* EXERCISE BRIEF: Copy every record below exactly.

## START

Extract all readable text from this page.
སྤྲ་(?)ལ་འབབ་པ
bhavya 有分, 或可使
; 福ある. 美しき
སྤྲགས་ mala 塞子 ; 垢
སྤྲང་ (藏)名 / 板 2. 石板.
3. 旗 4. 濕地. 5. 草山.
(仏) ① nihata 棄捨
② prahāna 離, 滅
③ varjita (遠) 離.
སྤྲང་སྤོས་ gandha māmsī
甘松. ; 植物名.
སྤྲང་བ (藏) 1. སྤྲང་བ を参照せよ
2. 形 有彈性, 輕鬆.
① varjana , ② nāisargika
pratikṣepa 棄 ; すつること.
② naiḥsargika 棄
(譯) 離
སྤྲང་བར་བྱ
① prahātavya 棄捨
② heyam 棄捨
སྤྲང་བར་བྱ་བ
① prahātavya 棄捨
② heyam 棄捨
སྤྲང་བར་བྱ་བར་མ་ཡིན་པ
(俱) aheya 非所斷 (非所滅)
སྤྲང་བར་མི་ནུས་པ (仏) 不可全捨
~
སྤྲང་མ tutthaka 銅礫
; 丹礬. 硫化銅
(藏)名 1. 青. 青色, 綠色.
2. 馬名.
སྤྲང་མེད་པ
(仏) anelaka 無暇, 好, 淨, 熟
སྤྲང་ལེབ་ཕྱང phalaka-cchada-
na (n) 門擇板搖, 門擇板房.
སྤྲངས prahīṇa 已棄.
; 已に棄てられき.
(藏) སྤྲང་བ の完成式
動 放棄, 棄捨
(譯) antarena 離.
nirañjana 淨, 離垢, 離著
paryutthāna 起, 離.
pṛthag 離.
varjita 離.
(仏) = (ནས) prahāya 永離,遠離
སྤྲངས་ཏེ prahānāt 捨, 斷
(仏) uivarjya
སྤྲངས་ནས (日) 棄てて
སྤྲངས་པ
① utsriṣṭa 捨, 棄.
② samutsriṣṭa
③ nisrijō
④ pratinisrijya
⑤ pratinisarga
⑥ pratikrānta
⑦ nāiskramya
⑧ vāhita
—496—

## END

* SOLUTION TO THIS TASK:
Extract all readable text from this page.
སྤྲ་(?)ལ་འབབ་པ
bhavya 有分, 或可使
; 福ある. 美しき
སྤྲགས་ mala 塞子 ; 垢
སྤྲང་ (藏)名 / 板 2. 石板.
3. 旗 4. 濕地. 5. 草山.
(仏) ① nihata 棄捨
② prahāna 離, 滅
③ varjita (遠) 離.
སྤྲང་སྤོས་ gandha māmsī
甘松. ; 植物名.
སྤྲང་བ (藏) 1. སྤྲང་བ を参照せよ
2. 形 有彈性, 輕鬆.
① varjana , ② nāisargika
pratikṣepa 棄 ; すつること.
② naiḥsargika 棄
(譯) 離
སྤྲང་བར་བྱ
① prahātavya 棄捨
② heyam 棄捨
སྤྲང་བར་བྱ་བ
① prahātavya 棄捨
② heyam 棄捨
སྤྲང་བར་བྱ་བར་མ་ཡིན་པ
(俱) aheya 非所斷 (非所滅)
སྤྲང་བར་མི་ནུས་པ (仏) 不可全捨
~
སྤྲང་མ tutthaka 銅礫
; 丹礬. 硫化銅
(藏)名 1. 青. 青色, 綠色.
2. 馬名.
སྤྲང་མེད་པ
(仏) anelaka 無暇, 好, 淨, 熟
སྤྲང་ལེབ་ཕྱང phalaka-cchada-
na (n) 門擇板搖, 門擇板房.
སྤྲངས prahīṇa 已棄.
; 已に棄てられき.
(藏) སྤྲང་བ の完成式
動 放棄, 棄捨
(譯) antarena 離.
nirañjana 淨, 離垢, 離著
paryutthāna 起, 離.
pṛthag 離.
varjita 離.
(仏) = (ནས) prahāya 永離,遠離
སྤྲངས་ཏེ prahānāt 捨, 斷
(仏) uivarjya
སྤྲངས་ནས (日) 棄てて
སྤྲངས་པ
① utsriṣṭa 捨, 棄.
② samutsriṣṭa
③ nisrijō
④ pratinisrijya
⑤ pratinisarga
⑥ pratikrānta
⑦ nāiskramya
⑧ vāhita
—496—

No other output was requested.